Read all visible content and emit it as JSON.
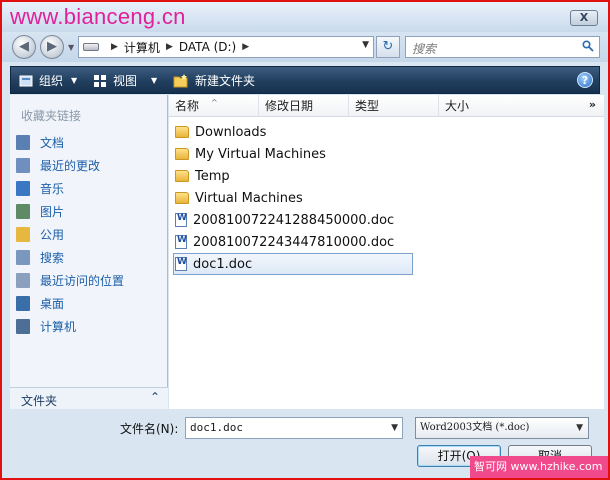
{
  "watermark": "www.bianceng.cn",
  "title_bar": {
    "close_label": "X"
  },
  "address": {
    "crumbs": [
      "计算机",
      "DATA (D:)"
    ],
    "search_placeholder": "搜索"
  },
  "toolbar": {
    "organize_label": "组织",
    "views_label": "视图",
    "new_folder_label": "新建文件夹",
    "help_label": "?"
  },
  "sidebar": {
    "favorites_title": "收藏夹链接",
    "items": [
      {
        "label": "文档",
        "icon": "documents-icon",
        "color": "#5a7fb2"
      },
      {
        "label": "最近的更改",
        "icon": "recent-changes-icon",
        "color": "#6f8fbf"
      },
      {
        "label": "音乐",
        "icon": "music-icon",
        "color": "#3b78c4"
      },
      {
        "label": "图片",
        "icon": "pictures-icon",
        "color": "#5f8a66"
      },
      {
        "label": "公用",
        "icon": "public-icon",
        "color": "#e6b840"
      },
      {
        "label": "搜索",
        "icon": "search-folder-icon",
        "color": "#7a97bd"
      },
      {
        "label": "最近访问的位置",
        "icon": "recent-places-icon",
        "color": "#8aa0bd"
      },
      {
        "label": "桌面",
        "icon": "desktop-icon",
        "color": "#3a6ea8"
      },
      {
        "label": "计算机",
        "icon": "computer-icon",
        "color": "#4e6f95"
      }
    ],
    "folders_toggle_label": "文件夹",
    "folders_toggle_icon": "chevron-up-icon"
  },
  "columns": {
    "name": "名称",
    "date_modified": "修改日期",
    "type": "类型",
    "size": "大小",
    "more": "»"
  },
  "files": [
    {
      "name": "Downloads",
      "kind": "folder"
    },
    {
      "name": "My Virtual Machines",
      "kind": "folder"
    },
    {
      "name": "Temp",
      "kind": "folder"
    },
    {
      "name": "Virtual Machines",
      "kind": "folder"
    },
    {
      "name": "20081007224128845000​0.doc",
      "kind": "doc"
    },
    {
      "name": "20081007224344781000​0.doc",
      "kind": "doc"
    },
    {
      "name": "doc1.doc",
      "kind": "doc",
      "selected": true
    }
  ],
  "bottom": {
    "filename_label": "文件名(N):",
    "filename_value": "doc1.doc",
    "filetype_value": "Word2003文档 (*.doc)",
    "open_label": "打开(O)",
    "cancel_label": "取消"
  },
  "corner_watermark": "智可网 www.hzhike.com",
  "colors": {
    "toolbar": "#213e5e",
    "link": "#1b5ea8",
    "border": "#e01010"
  }
}
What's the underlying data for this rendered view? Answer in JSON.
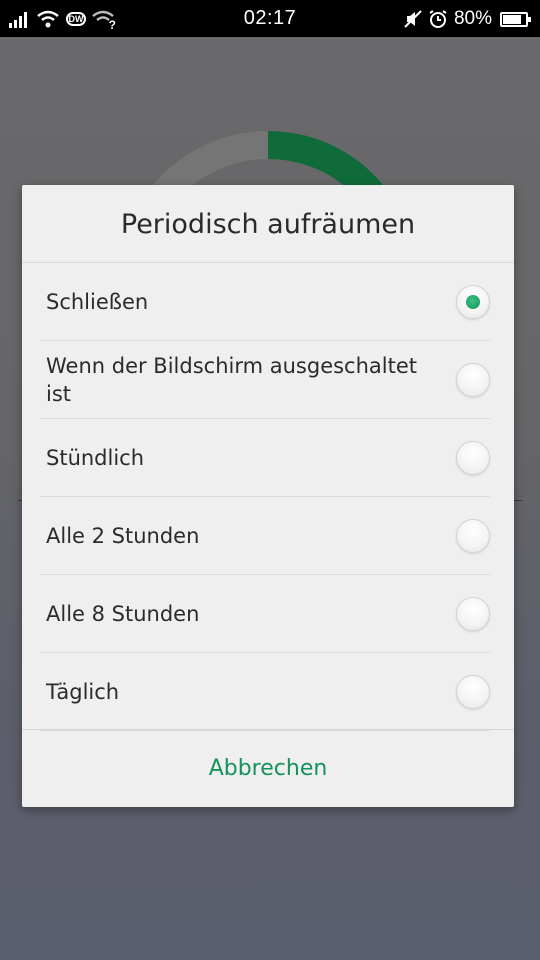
{
  "status_bar": {
    "time": "02:17",
    "battery_text": "80%",
    "battery_level": 0.8,
    "icons": [
      "signal-icon",
      "wifi-icon",
      "dw-icon",
      "wifi-unknown-icon",
      "mute-icon",
      "alarm-icon",
      "battery-icon"
    ],
    "dw_label": "DW",
    "wifi_q": "?"
  },
  "dialog": {
    "title": "Periodisch aufräumen",
    "options": [
      {
        "label": "Schließen",
        "selected": true
      },
      {
        "label": "Wenn der Bildschirm ausgeschaltet ist",
        "selected": false
      },
      {
        "label": "Stündlich",
        "selected": false
      },
      {
        "label": "Alle 2 Stunden",
        "selected": false
      },
      {
        "label": "Alle 8 Stunden",
        "selected": false
      },
      {
        "label": "Täglich",
        "selected": false
      }
    ],
    "cancel_label": "Abbrechen"
  },
  "colors": {
    "accent": "#15935a",
    "ring_progress": "#0f6b3a",
    "ring_track": "#7c7c7c"
  }
}
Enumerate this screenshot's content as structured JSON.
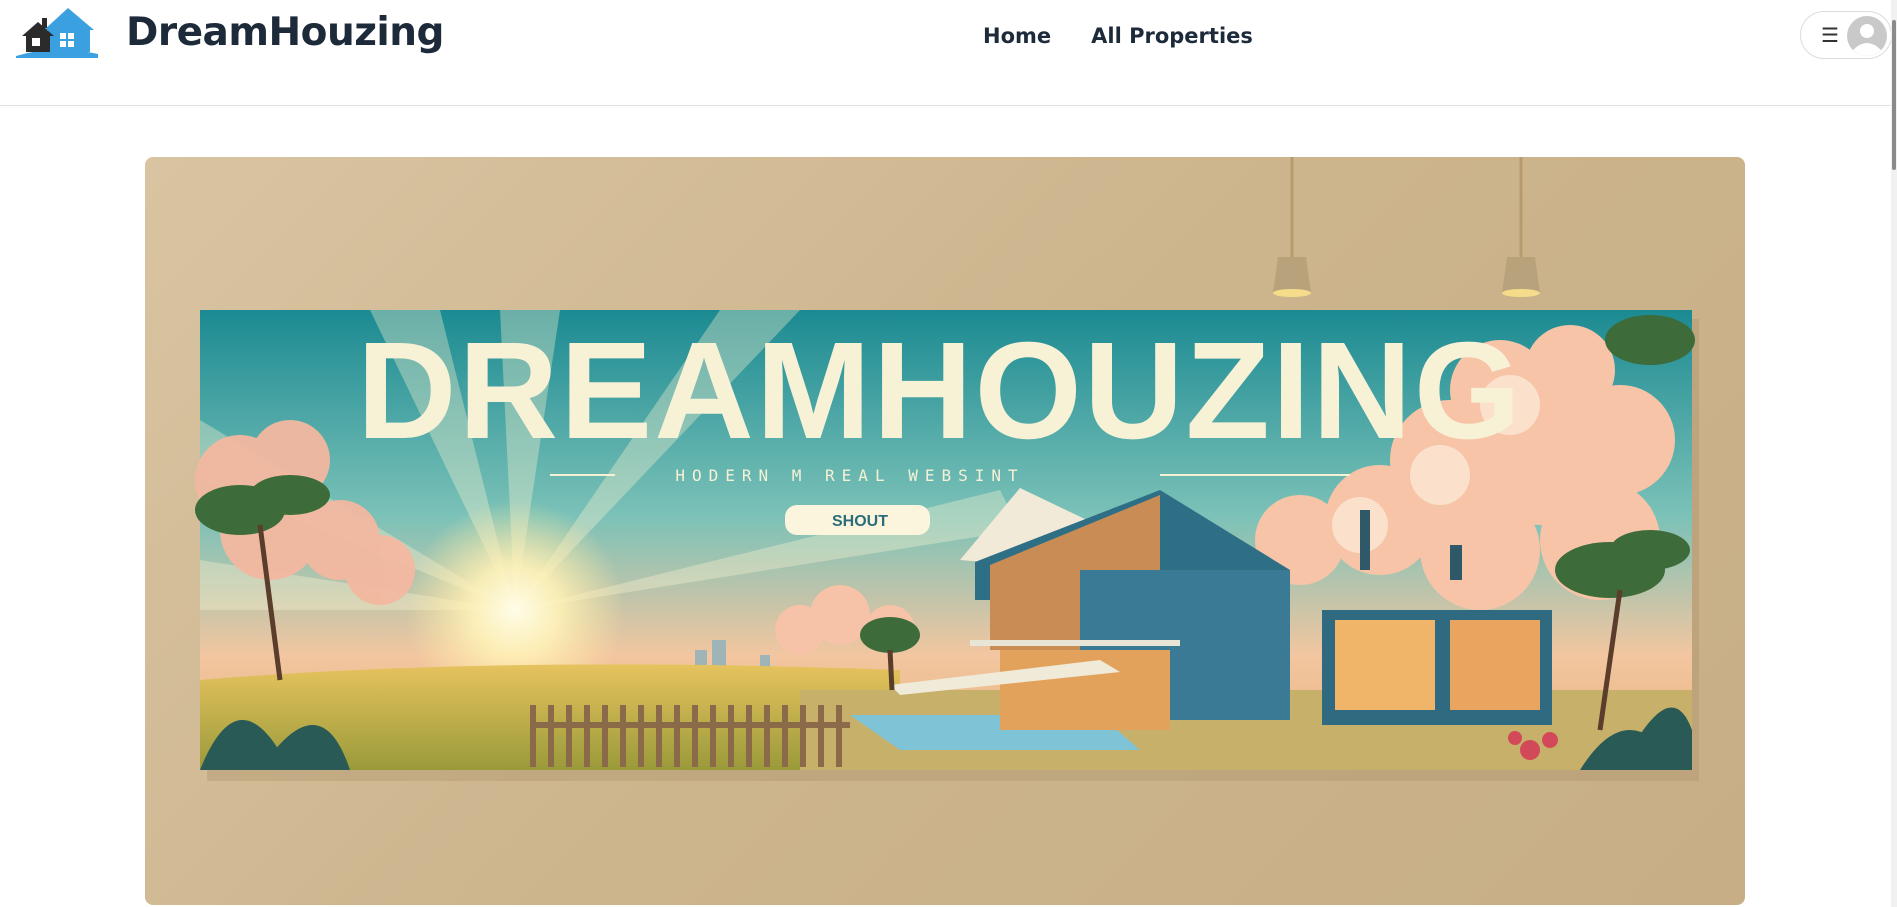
{
  "app": {
    "brand_name": "DreamHouzing"
  },
  "nav": {
    "items": [
      {
        "label": "Home"
      },
      {
        "label": "All Properties"
      }
    ]
  },
  "user_menu": {
    "menu_icon": "hamburger-menu-icon",
    "avatar_icon": "default-avatar-icon"
  },
  "hero": {
    "banner_title": "DREAMHOUZING",
    "banner_subtitle": "HODERN  M   REAL  WEBSINT",
    "banner_button": "SHOUT"
  },
  "colors": {
    "brand_text": "#1d2a3a",
    "logo_blue": "#3aa0e0",
    "hero_sand": "#cdb48c",
    "banner_teal": "#1f8a92"
  }
}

################

**Job**
Copy out all lines from the material above that contain the string "recent".

**Response below**
        "icon": "recent-changes-icon",
        "icon": "recent-places-icon",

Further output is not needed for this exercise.